Quote all of the data below exactly, please.

▸ Input for this task:
++++

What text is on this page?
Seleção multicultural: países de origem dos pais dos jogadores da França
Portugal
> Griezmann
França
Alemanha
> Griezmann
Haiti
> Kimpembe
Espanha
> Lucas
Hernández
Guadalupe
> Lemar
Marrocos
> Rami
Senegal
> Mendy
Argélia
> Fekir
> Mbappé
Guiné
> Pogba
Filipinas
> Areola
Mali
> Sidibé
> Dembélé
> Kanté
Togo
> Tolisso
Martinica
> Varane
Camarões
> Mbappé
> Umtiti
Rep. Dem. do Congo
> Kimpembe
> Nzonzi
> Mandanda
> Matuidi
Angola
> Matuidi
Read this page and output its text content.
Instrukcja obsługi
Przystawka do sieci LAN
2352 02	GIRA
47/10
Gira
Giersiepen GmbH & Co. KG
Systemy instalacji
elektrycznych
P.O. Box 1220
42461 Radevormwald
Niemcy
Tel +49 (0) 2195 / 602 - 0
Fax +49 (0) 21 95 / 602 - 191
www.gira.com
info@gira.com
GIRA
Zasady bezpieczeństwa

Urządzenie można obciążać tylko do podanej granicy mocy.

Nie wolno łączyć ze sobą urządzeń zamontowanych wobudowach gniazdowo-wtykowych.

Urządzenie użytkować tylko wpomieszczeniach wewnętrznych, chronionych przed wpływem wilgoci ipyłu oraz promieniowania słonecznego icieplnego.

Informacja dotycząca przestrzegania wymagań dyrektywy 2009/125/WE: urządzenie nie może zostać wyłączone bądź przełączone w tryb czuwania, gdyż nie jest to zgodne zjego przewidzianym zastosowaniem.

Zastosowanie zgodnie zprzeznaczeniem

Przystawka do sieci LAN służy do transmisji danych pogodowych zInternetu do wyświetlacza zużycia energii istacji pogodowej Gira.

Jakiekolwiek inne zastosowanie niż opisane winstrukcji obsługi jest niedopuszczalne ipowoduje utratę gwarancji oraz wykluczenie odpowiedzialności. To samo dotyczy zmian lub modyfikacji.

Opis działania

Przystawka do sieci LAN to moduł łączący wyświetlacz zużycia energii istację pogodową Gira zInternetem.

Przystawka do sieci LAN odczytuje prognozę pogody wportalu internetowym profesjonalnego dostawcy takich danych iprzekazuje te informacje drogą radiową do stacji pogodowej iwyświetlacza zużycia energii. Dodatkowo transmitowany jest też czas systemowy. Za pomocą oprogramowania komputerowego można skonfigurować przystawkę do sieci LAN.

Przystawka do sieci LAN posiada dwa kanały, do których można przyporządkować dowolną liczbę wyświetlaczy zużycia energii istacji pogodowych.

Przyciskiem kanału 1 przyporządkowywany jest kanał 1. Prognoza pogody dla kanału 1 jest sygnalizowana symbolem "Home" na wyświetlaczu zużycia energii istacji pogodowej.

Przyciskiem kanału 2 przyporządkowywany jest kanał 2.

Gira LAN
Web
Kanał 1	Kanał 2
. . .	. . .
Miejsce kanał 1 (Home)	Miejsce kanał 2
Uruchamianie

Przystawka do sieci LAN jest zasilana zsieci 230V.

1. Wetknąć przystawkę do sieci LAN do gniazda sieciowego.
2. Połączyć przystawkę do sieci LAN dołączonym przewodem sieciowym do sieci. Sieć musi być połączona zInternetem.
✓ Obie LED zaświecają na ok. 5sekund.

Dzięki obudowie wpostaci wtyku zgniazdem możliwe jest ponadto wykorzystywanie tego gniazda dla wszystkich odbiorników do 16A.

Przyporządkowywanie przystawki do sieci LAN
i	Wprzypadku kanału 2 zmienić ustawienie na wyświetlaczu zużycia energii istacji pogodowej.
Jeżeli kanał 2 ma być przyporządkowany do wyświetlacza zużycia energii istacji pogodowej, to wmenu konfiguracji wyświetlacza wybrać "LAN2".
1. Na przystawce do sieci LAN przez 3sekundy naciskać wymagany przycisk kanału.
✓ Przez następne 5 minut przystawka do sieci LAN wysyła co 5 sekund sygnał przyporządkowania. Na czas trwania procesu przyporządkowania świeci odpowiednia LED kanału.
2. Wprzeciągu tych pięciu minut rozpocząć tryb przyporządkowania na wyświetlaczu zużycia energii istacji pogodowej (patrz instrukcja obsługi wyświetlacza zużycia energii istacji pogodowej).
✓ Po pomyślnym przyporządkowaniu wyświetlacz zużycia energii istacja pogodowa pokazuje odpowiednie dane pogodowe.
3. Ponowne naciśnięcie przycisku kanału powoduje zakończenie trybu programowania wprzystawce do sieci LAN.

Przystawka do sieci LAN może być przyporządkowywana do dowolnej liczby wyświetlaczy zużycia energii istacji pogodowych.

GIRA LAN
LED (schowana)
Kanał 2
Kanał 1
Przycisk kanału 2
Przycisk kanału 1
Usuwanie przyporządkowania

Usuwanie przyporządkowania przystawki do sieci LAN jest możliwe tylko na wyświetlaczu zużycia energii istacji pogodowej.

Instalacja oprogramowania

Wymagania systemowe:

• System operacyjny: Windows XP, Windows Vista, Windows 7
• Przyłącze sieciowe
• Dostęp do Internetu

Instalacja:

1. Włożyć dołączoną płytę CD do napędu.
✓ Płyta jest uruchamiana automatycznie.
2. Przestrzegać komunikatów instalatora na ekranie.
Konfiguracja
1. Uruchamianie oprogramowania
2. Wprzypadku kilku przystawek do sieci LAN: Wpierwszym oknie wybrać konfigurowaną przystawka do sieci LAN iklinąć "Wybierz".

++++

▸ Answer:
What text is on this page?
Seleção multicultural: países de origem dos pais dos jogadores da França
Portugal
> Griezmann
França
Alemanha
> Griezmann
Haiti
> Kimpembe
Espanha
> Lucas
Hernández
Guadalupe
> Lemar
Marrocos
> Rami
Senegal
> Mendy
Argélia
> Fekir
> Mbappé
Guiné
> Pogba
Filipinas
> Areola
Mali
> Sidibé
> Dembélé
> Kanté
Togo
> Tolisso
Martinica
> Varane
Camarões
> Mbappé
> Umtiti
Rep. Dem. do Congo
> Kimpembe
> Nzonzi
> Mandanda
> Matuidi
Angola
> Matuidi
Read this page and output its text content.
Instrukcja obsługi
Przystawka do sieci LAN
2352 02	GIRA
47/10
Gira
Giersiepen GmbH & Co. KG
Systemy instalacji
elektrycznych
P.O. Box 1220
42461 Radevormwald
Niemcy
Tel +49 (0) 2195 / 602 - 0
Fax +49 (0) 21 95 / 602 - 191
www.gira.com
info@gira.com
GIRA
Zasady bezpieczeństwa

Urządzenie można obciążać tylko do podanej granicy mocy.

Nie wolno łączyć ze sobą urządzeń zamontowanych wobudowach gniazdowo-wtykowych.

Urządzenie użytkować tylko wpomieszczeniach wewnętrznych, chronionych przed wpływem wilgoci ipyłu oraz promieniowania słonecznego icieplnego.

Informacja dotycząca przestrzegania wymagań dyrektywy 2009/125/WE: urządzenie nie może zostać wyłączone bądź przełączone w tryb czuwania, gdyż nie jest to zgodne zjego przewidzianym zastosowaniem.

Zastosowanie zgodnie zprzeznaczeniem

Przystawka do sieci LAN służy do transmisji danych pogodowych zInternetu do wyświetlacza zużycia energii istacji pogodowej Gira.

Jakiekolwiek inne zastosowanie niż opisane winstrukcji obsługi jest niedopuszczalne ipowoduje utratę gwarancji oraz wykluczenie odpowiedzialności. To samo dotyczy zmian lub modyfikacji.

Opis działania

Przystawka do sieci LAN to moduł łączący wyświetlacz zużycia energii istację pogodową Gira zInternetem.

Przystawka do sieci LAN odczytuje prognozę pogody wportalu internetowym profesjonalnego dostawcy takich danych iprzekazuje te informacje drogą radiową do stacji pogodowej iwyświetlacza zużycia energii. Dodatkowo transmitowany jest też czas systemowy. Za pomocą oprogramowania komputerowego można skonfigurować przystawkę do sieci LAN.

Przystawka do sieci LAN posiada dwa kanały, do których można przyporządkować dowolną liczbę wyświetlaczy zużycia energii istacji pogodowych.

Przyciskiem kanału 1 przyporządkowywany jest kanał 1. Prognoza pogody dla kanału 1 jest sygnalizowana symbolem "Home" na wyświetlaczu zużycia energii istacji pogodowej.

Przyciskiem kanału 2 przyporządkowywany jest kanał 2.

Gira LAN
Web
Kanał 1	Kanał 2
. . .	. . .
Miejsce kanał 1 (Home)	Miejsce kanał 2
Uruchamianie

Przystawka do sieci LAN jest zasilana zsieci 230V.

1. Wetknąć przystawkę do sieci LAN do gniazda sieciowego.
2. Połączyć przystawkę do sieci LAN dołączonym przewodem sieciowym do sieci. Sieć musi być połączona zInternetem.
✓ Obie LED zaświecają na ok. 5sekund.

Dzięki obudowie wpostaci wtyku zgniazdem możliwe jest ponadto wykorzystywanie tego gniazda dla wszystkich odbiorników do 16A.

Przyporządkowywanie przystawki do sieci LAN
i	Wprzypadku kanału 2 zmienić ustawienie na wyświetlaczu zużycia energii istacji pogodowej.
Jeżeli kanał 2 ma być przyporządkowany do wyświetlacza zużycia energii istacji pogodowej, to wmenu konfiguracji wyświetlacza wybrać "LAN2".
1. Na przystawce do sieci LAN przez 3sekundy naciskać wymagany przycisk kanału.
✓ Przez następne 5 minut przystawka do sieci LAN wysyła co 5 sekund sygnał przyporządkowania. Na czas trwania procesu przyporządkowania świeci odpowiednia LED kanału.
2. Wprzeciągu tych pięciu minut rozpocząć tryb przyporządkowania na wyświetlaczu zużycia energii istacji pogodowej (patrz instrukcja obsługi wyświetlacza zużycia energii istacji pogodowej).
✓ Po pomyślnym przyporządkowaniu wyświetlacz zużycia energii istacja pogodowa pokazuje odpowiednie dane pogodowe.
3. Ponowne naciśnięcie przycisku kanału powoduje zakończenie trybu programowania wprzystawce do sieci LAN.

Przystawka do sieci LAN może być przyporządkowywana do dowolnej liczby wyświetlaczy zużycia energii istacji pogodowych.

GIRA LAN
LED (schowana)
Kanał 2
Kanał 1
Przycisk kanału 2
Przycisk kanału 1
Usuwanie przyporządkowania

Usuwanie przyporządkowania przystawki do sieci LAN jest możliwe tylko na wyświetlaczu zużycia energii istacji pogodowej.

Instalacja oprogramowania

Wymagania systemowe:

• System operacyjny: Windows XP, Windows Vista, Windows 7
• Przyłącze sieciowe
• Dostęp do Internetu

Instalacja:

1. Włożyć dołączoną płytę CD do napędu.
✓ Płyta jest uruchamiana automatycznie.
2. Przestrzegać komunikatów instalatora na ekranie.
Konfiguracja
1. Uruchamianie oprogramowania
2. Wprzypadku kilku przystawek do sieci LAN: Wpierwszym oknie wybrać konfigurowaną przystawka do sieci LAN iklinąć "Wybierz".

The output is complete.